Stored data entries
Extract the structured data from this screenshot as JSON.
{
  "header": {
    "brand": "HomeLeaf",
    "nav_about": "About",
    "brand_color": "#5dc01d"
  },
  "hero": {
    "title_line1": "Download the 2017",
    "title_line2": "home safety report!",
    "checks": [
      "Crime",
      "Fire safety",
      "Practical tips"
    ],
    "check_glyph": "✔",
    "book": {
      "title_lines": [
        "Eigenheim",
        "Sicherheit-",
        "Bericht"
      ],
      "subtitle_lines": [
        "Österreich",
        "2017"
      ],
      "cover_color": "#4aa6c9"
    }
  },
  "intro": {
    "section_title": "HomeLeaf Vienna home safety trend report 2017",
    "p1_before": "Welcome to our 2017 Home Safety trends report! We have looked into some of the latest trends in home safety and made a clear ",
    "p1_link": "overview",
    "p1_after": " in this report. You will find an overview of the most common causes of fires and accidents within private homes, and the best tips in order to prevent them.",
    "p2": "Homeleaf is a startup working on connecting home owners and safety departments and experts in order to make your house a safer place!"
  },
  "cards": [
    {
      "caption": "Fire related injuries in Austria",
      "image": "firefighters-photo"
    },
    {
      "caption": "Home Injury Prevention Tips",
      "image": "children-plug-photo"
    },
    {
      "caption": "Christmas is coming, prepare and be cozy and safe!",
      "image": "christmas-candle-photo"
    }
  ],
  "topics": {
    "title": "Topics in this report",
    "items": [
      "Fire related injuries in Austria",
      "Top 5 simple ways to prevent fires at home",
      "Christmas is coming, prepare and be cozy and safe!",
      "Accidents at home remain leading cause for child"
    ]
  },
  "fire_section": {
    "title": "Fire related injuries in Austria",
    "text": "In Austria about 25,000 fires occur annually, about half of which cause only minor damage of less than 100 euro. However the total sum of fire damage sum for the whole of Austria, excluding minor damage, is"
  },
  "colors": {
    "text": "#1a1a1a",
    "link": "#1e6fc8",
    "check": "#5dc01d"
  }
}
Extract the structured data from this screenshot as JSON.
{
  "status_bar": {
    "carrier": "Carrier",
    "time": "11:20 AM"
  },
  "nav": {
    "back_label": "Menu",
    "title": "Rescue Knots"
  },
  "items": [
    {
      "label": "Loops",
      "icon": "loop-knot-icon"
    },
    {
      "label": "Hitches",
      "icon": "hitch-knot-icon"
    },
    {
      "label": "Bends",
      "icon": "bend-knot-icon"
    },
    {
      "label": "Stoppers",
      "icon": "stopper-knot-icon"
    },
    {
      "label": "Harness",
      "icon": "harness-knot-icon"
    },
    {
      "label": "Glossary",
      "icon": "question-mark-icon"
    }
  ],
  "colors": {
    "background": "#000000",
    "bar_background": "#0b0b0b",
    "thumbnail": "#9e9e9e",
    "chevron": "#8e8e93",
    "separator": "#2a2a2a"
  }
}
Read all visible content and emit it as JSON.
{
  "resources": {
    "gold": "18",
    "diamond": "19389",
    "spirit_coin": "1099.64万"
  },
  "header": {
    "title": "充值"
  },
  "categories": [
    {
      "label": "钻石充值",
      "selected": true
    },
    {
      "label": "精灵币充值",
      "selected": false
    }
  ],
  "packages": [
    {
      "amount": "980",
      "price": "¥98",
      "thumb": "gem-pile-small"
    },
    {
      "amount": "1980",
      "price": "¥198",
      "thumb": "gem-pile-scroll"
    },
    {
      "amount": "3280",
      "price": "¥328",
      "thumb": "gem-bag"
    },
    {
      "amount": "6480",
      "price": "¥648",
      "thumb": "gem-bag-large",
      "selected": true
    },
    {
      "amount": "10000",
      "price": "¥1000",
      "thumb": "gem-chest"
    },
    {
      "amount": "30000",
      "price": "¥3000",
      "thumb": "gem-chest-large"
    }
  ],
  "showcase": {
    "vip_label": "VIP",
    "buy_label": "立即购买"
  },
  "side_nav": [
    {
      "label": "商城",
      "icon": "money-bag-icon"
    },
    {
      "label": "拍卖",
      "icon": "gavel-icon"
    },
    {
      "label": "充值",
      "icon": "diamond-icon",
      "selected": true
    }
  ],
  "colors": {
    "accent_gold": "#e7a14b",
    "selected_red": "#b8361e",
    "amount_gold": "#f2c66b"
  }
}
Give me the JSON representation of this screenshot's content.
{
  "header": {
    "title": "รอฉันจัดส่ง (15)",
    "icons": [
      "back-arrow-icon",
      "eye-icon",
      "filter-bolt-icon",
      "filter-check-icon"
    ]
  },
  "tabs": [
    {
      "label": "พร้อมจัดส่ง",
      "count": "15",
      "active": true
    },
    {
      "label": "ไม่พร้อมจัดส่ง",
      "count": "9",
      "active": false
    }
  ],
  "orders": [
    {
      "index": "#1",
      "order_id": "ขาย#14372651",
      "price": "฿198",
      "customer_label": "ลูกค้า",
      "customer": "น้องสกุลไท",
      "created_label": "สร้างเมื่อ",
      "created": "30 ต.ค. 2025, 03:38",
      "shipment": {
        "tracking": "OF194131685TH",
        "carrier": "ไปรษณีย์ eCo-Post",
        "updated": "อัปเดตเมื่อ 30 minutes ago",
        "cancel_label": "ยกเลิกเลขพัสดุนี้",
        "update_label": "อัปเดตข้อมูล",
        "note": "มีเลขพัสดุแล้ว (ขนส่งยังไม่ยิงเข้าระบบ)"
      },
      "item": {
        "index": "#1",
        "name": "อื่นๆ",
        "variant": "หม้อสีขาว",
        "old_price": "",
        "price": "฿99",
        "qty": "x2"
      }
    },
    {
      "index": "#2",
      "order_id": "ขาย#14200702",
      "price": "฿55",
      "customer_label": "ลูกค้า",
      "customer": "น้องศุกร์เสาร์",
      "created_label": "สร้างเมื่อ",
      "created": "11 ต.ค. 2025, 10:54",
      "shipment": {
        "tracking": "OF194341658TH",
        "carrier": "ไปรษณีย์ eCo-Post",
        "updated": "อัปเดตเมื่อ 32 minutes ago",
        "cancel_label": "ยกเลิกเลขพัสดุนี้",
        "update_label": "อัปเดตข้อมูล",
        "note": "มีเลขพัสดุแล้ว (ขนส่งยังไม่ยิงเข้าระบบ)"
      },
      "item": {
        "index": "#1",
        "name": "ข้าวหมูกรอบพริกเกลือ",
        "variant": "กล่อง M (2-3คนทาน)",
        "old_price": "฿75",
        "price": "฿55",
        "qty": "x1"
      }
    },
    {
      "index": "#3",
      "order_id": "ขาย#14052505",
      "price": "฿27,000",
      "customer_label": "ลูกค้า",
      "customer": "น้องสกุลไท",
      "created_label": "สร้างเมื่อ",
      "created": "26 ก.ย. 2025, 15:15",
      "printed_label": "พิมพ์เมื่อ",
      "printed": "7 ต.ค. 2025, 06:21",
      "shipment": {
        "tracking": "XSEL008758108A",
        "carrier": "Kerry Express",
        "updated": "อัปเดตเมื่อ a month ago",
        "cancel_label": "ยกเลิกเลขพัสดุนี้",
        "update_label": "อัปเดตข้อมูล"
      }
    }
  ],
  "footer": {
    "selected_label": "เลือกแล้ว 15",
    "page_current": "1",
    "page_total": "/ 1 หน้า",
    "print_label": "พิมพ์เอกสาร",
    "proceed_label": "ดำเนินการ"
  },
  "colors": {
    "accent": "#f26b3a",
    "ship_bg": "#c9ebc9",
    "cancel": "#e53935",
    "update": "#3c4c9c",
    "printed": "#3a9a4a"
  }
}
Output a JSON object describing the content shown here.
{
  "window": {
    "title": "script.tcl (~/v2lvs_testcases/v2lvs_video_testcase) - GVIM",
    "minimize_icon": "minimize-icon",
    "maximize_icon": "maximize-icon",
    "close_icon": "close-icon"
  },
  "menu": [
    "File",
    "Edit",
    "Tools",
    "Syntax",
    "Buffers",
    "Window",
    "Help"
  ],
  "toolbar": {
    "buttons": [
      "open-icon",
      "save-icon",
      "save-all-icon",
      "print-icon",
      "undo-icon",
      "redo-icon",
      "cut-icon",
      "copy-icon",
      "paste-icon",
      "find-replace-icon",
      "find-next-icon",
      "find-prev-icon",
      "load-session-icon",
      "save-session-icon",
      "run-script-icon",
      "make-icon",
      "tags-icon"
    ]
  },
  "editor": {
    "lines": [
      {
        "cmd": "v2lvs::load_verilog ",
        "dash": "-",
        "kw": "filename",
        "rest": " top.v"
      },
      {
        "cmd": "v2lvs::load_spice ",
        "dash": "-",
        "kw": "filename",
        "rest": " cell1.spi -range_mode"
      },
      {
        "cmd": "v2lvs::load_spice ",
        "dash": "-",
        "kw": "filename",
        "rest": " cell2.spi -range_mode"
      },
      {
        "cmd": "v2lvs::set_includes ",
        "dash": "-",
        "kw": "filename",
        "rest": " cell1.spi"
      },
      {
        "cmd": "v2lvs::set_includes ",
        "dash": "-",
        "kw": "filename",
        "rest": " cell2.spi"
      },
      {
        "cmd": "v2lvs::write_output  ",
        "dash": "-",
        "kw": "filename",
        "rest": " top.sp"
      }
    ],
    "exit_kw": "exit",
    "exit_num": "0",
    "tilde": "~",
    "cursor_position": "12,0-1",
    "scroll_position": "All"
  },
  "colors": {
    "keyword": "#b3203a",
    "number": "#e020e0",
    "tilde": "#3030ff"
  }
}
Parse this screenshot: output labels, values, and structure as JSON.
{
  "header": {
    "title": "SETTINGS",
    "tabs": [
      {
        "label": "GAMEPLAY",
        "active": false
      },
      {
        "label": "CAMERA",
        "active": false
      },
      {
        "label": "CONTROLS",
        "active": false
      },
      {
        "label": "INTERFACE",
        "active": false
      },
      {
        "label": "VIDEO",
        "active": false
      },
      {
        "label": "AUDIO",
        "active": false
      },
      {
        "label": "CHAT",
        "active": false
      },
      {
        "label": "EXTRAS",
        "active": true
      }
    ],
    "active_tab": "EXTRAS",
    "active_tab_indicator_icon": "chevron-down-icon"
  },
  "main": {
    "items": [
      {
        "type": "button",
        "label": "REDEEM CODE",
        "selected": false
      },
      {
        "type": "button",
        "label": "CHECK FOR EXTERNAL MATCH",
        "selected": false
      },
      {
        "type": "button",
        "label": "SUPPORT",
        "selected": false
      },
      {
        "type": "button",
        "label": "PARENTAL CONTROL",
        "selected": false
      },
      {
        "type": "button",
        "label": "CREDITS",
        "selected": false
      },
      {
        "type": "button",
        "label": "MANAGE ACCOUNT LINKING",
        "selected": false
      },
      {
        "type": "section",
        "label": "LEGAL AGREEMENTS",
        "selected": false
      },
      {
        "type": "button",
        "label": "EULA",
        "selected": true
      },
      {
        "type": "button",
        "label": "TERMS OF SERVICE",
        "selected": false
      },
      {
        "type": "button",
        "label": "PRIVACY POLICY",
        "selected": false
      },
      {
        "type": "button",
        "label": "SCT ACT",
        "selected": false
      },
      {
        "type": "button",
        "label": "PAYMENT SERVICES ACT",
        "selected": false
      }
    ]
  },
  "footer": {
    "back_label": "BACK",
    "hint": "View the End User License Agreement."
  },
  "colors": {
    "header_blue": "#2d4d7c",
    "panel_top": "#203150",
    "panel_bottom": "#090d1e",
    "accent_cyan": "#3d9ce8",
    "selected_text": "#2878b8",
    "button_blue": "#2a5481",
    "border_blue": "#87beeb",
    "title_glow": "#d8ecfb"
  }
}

Instructions for the task
Filter the listing for the word "tracking" and copy every line that holds it.

Answer to this task
        "tracking": "OF194131685TH",
        "tracking": "OF194341658TH",
        "tracking": "XSEL008758108A",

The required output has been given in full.